◆ **Direction**
Reproduce the data in its entirety, exactly as supplied.

◆ **Record set**
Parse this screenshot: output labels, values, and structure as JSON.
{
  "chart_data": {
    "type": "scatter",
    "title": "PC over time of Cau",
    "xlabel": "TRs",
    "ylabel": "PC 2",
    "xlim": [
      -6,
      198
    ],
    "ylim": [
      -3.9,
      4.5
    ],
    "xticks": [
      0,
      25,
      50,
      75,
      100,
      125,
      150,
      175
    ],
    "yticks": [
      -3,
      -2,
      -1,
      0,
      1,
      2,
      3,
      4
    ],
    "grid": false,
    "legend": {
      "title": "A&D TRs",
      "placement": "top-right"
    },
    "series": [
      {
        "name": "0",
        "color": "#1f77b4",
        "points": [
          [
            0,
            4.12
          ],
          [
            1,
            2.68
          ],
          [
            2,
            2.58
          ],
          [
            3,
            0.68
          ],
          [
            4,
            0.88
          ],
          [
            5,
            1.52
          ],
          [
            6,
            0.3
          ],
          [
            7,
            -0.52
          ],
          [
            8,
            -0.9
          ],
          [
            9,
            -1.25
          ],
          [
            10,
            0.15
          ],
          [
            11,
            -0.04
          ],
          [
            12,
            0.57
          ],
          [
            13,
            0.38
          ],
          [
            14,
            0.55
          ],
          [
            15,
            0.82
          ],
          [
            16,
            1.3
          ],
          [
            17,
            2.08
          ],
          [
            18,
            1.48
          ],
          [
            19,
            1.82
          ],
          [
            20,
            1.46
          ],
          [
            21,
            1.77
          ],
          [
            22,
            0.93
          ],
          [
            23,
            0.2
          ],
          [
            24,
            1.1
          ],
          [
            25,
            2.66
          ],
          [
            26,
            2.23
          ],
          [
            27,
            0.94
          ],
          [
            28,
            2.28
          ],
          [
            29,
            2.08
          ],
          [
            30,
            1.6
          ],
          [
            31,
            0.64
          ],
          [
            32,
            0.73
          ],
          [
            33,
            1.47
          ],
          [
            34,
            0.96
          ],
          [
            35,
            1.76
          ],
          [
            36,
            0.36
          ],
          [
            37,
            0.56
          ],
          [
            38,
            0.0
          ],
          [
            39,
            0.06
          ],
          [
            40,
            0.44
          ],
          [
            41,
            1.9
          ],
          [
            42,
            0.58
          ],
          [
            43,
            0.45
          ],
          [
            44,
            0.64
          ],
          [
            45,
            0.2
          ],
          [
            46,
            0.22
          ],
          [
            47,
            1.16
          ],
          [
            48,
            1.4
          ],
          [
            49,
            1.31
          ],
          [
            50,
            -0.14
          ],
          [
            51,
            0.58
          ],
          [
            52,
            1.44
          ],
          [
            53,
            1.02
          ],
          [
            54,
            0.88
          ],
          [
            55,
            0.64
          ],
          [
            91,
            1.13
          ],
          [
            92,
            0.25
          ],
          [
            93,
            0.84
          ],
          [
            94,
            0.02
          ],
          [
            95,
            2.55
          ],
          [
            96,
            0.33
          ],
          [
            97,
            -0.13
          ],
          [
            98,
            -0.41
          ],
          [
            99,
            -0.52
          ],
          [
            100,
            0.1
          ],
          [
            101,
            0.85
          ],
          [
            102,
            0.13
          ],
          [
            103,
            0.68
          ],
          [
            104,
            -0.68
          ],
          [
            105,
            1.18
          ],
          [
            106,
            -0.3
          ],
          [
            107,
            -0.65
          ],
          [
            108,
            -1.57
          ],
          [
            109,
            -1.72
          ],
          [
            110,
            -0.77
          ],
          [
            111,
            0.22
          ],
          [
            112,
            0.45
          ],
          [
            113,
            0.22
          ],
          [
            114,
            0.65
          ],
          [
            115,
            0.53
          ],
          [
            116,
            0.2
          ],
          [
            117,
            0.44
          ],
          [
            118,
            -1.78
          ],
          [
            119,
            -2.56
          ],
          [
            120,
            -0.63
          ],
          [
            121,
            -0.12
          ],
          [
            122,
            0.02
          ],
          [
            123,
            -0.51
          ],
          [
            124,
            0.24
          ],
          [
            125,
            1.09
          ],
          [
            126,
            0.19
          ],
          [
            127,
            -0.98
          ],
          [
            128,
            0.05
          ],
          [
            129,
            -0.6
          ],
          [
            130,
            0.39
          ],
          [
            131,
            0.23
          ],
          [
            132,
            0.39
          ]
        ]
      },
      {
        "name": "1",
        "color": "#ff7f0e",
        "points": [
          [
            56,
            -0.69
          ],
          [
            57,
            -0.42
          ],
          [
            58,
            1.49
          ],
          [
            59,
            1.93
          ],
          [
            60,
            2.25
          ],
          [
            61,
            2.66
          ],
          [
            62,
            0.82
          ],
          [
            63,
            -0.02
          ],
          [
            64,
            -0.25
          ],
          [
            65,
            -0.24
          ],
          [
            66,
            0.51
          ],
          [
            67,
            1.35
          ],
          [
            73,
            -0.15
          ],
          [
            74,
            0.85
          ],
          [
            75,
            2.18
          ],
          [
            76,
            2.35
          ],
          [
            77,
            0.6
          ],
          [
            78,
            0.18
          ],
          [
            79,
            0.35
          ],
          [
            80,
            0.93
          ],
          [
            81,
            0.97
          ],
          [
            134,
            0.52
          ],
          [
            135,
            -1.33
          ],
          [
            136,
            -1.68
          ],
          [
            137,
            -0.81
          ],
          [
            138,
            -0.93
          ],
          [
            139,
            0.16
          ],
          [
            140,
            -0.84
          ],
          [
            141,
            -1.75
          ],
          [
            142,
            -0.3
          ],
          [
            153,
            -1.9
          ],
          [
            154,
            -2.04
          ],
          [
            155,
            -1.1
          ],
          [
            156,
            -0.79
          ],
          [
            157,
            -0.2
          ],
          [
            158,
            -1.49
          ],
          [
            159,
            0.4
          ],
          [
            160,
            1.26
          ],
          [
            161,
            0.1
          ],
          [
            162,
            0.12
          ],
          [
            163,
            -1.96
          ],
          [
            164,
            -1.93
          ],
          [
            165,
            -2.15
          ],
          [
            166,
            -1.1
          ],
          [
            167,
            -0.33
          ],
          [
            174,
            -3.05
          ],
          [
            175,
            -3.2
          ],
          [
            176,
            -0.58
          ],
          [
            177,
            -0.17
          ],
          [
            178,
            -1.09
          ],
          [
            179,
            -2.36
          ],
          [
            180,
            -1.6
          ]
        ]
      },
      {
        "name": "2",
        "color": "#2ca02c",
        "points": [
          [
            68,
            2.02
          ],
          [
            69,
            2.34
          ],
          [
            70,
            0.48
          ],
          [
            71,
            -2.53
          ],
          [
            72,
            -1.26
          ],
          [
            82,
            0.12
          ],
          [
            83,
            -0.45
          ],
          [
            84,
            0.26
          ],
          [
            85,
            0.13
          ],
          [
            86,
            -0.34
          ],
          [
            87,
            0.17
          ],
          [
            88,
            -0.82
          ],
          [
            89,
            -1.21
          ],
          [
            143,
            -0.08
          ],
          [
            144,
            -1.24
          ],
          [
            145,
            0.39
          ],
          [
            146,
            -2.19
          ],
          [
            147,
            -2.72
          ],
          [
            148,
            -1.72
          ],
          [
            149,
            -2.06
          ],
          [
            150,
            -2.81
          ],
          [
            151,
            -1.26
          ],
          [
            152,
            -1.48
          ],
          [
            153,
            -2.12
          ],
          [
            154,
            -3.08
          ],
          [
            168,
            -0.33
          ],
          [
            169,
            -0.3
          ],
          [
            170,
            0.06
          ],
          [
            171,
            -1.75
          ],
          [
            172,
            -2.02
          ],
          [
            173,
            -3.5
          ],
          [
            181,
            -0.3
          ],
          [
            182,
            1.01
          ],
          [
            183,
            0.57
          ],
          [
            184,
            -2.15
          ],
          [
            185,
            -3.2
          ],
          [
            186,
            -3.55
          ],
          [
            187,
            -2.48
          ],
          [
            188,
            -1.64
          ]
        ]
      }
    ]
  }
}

◆ **Exercise result**
Parse this screenshot: output labels, values, and structure as JSON.
{
  "chart_data": {
    "type": "scatter",
    "title": "PC over time of Cau",
    "xlabel": "TRs",
    "ylabel": "PC 2",
    "xlim": [
      -6,
      198
    ],
    "ylim": [
      -3.9,
      4.5
    ],
    "xticks": [
      0,
      25,
      50,
      75,
      100,
      125,
      150,
      175
    ],
    "yticks": [
      -3,
      -2,
      -1,
      0,
      1,
      2,
      3,
      4
    ],
    "grid": false,
    "legend": {
      "title": "A&D TRs",
      "placement": "top-right"
    },
    "series": [
      {
        "name": "0",
        "color": "#1f77b4",
        "points": [
          [
            0,
            4.12
          ],
          [
            1,
            2.68
          ],
          [
            2,
            2.58
          ],
          [
            3,
            0.68
          ],
          [
            4,
            0.88
          ],
          [
            5,
            1.52
          ],
          [
            6,
            0.3
          ],
          [
            7,
            -0.52
          ],
          [
            8,
            -0.9
          ],
          [
            9,
            -1.25
          ],
          [
            10,
            0.15
          ],
          [
            11,
            -0.04
          ],
          [
            12,
            0.57
          ],
          [
            13,
            0.38
          ],
          [
            14,
            0.55
          ],
          [
            15,
            0.82
          ],
          [
            16,
            1.3
          ],
          [
            17,
            2.08
          ],
          [
            18,
            1.48
          ],
          [
            19,
            1.82
          ],
          [
            20,
            1.46
          ],
          [
            21,
            1.77
          ],
          [
            22,
            0.93
          ],
          [
            23,
            0.2
          ],
          [
            24,
            1.1
          ],
          [
            25,
            2.66
          ],
          [
            26,
            2.23
          ],
          [
            27,
            0.94
          ],
          [
            28,
            2.28
          ],
          [
            29,
            2.08
          ],
          [
            30,
            1.6
          ],
          [
            31,
            0.64
          ],
          [
            32,
            0.73
          ],
          [
            33,
            1.47
          ],
          [
            34,
            0.96
          ],
          [
            35,
            1.76
          ],
          [
            36,
            0.36
          ],
          [
            37,
            0.56
          ],
          [
            38,
            0.0
          ],
          [
            39,
            0.06
          ],
          [
            40,
            0.44
          ],
          [
            41,
            1.9
          ],
          [
            42,
            0.58
          ],
          [
            43,
            0.45
          ],
          [
            44,
            0.64
          ],
          [
            45,
            0.2
          ],
          [
            46,
            0.22
          ],
          [
            47,
            1.16
          ],
          [
            48,
            1.4
          ],
          [
            49,
            1.31
          ],
          [
            50,
            -0.14
          ],
          [
            51,
            0.58
          ],
          [
            52,
            1.44
          ],
          [
            53,
            1.02
          ],
          [
            54,
            0.88
          ],
          [
            55,
            0.64
          ],
          [
            91,
            1.13
          ],
          [
            92,
            0.25
          ],
          [
            93,
            0.84
          ],
          [
            94,
            0.02
          ],
          [
            95,
            2.55
          ],
          [
            96,
            0.33
          ],
          [
            97,
            -0.13
          ],
          [
            98,
            -0.41
          ],
          [
            99,
            -0.52
          ],
          [
            100,
            0.1
          ],
          [
            101,
            0.85
          ],
          [
            102,
            0.13
          ],
          [
            103,
            0.68
          ],
          [
            104,
            -0.68
          ],
          [
            105,
            1.18
          ],
          [
            106,
            -0.3
          ],
          [
            107,
            -0.65
          ],
          [
            108,
            -1.57
          ],
          [
            109,
            -1.72
          ],
          [
            110,
            -0.77
          ],
          [
            111,
            0.22
          ],
          [
            112,
            0.45
          ],
          [
            113,
            0.22
          ],
          [
            114,
            0.65
          ],
          [
            115,
            0.53
          ],
          [
            116,
            0.2
          ],
          [
            117,
            0.44
          ],
          [
            118,
            -1.78
          ],
          [
            119,
            -2.56
          ],
          [
            120,
            -0.63
          ],
          [
            121,
            -0.12
          ],
          [
            122,
            0.02
          ],
          [
            123,
            -0.51
          ],
          [
            124,
            0.24
          ],
          [
            125,
            1.09
          ],
          [
            126,
            0.19
          ],
          [
            127,
            -0.98
          ],
          [
            128,
            0.05
          ],
          [
            129,
            -0.6
          ],
          [
            130,
            0.39
          ],
          [
            131,
            0.23
          ],
          [
            132,
            0.39
          ]
        ]
      },
      {
        "name": "1",
        "color": "#ff7f0e",
        "points": [
          [
            56,
            -0.69
          ],
          [
            57,
            -0.42
          ],
          [
            58,
            1.49
          ],
          [
            59,
            1.93
          ],
          [
            60,
            2.25
          ],
          [
            61,
            2.66
          ],
          [
            62,
            0.82
          ],
          [
            63,
            -0.02
          ],
          [
            64,
            -0.25
          ],
          [
            65,
            -0.24
          ],
          [
            66,
            0.51
          ],
          [
            67,
            1.35
          ],
          [
            73,
            -0.15
          ],
          [
            74,
            0.85
          ],
          [
            75,
            2.18
          ],
          [
            76,
            2.35
          ],
          [
            77,
            0.6
          ],
          [
            78,
            0.18
          ],
          [
            79,
            0.35
          ],
          [
            80,
            0.93
          ],
          [
            81,
            0.97
          ],
          [
            134,
            0.52
          ],
          [
            135,
            -1.33
          ],
          [
            136,
            -1.68
          ],
          [
            137,
            -0.81
          ],
          [
            138,
            -0.93
          ],
          [
            139,
            0.16
          ],
          [
            140,
            -0.84
          ],
          [
            141,
            -1.75
          ],
          [
            142,
            -0.3
          ],
          [
            153,
            -1.9
          ],
          [
            154,
            -2.04
          ],
          [
            155,
            -1.1
          ],
          [
            156,
            -0.79
          ],
          [
            157,
            -0.2
          ],
          [
            158,
            -1.49
          ],
          [
            159,
            0.4
          ],
          [
            160,
            1.26
          ],
          [
            161,
            0.1
          ],
          [
            162,
            0.12
          ],
          [
            163,
            -1.96
          ],
          [
            164,
            -1.93
          ],
          [
            165,
            -2.15
          ],
          [
            166,
            -1.1
          ],
          [
            167,
            -0.33
          ],
          [
            174,
            -3.05
          ],
          [
            175,
            -3.2
          ],
          [
            176,
            -0.58
          ],
          [
            177,
            -0.17
          ],
          [
            178,
            -1.09
          ],
          [
            179,
            -2.36
          ],
          [
            180,
            -1.6
          ]
        ]
      },
      {
        "name": "2",
        "color": "#2ca02c",
        "points": [
          [
            68,
            2.02
          ],
          [
            69,
            2.34
          ],
          [
            70,
            0.48
          ],
          [
            71,
            -2.53
          ],
          [
            72,
            -1.26
          ],
          [
            82,
            0.12
          ],
          [
            83,
            -0.45
          ],
          [
            84,
            0.26
          ],
          [
            85,
            0.13
          ],
          [
            86,
            -0.34
          ],
          [
            87,
            0.17
          ],
          [
            88,
            -0.82
          ],
          [
            89,
            -1.21
          ],
          [
            143,
            -0.08
          ],
          [
            144,
            -1.24
          ],
          [
            145,
            0.39
          ],
          [
            146,
            -2.19
          ],
          [
            147,
            -2.72
          ],
          [
            148,
            -1.72
          ],
          [
            149,
            -2.06
          ],
          [
            150,
            -2.81
          ],
          [
            151,
            -1.26
          ],
          [
            152,
            -1.48
          ],
          [
            153,
            -2.12
          ],
          [
            154,
            -3.08
          ],
          [
            168,
            -0.33
          ],
          [
            169,
            -0.3
          ],
          [
            170,
            0.06
          ],
          [
            171,
            -1.75
          ],
          [
            172,
            -2.02
          ],
          [
            173,
            -3.5
          ],
          [
            181,
            -0.3
          ],
          [
            182,
            1.01
          ],
          [
            183,
            0.57
          ],
          [
            184,
            -2.15
          ],
          [
            185,
            -3.2
          ],
          [
            186,
            -3.55
          ],
          [
            187,
            -2.48
          ],
          [
            188,
            -1.64
          ]
        ]
      }
    ]
  }
}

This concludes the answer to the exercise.